(Beginning of INFORMATION SHOWN)
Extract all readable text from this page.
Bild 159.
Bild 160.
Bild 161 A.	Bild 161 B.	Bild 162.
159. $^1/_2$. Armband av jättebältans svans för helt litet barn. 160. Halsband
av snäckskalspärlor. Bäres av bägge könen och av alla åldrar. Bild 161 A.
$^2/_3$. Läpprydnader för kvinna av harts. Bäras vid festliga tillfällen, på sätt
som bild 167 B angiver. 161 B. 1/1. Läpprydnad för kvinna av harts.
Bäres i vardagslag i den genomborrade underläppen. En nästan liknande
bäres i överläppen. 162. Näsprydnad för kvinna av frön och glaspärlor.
(End of INFORMATION SHOWN)
WHAT YOU SHOULD DO> Output each record precisely as written.

FINISHED TASK>
Extract all readable text from this page.
Bild 159.
Bild 160.
Bild 161 A.	Bild 161 B.	Bild 162.
159. $^1/_2$. Armband av jättebältans svans för helt litet barn. 160. Halsband
av snäckskalspärlor. Bäres av bägge könen och av alla åldrar. Bild 161 A.
$^2/_3$. Läpprydnader för kvinna av harts. Bäras vid festliga tillfällen, på sätt
som bild 167 B angiver. 161 B. 1/1. Läpprydnad för kvinna av harts.
Bäres i vardagslag i den genomborrade underläppen. En nästan liknande
bäres i överläppen. 162. Näsprydnad för kvinna av frön och glaspärlor.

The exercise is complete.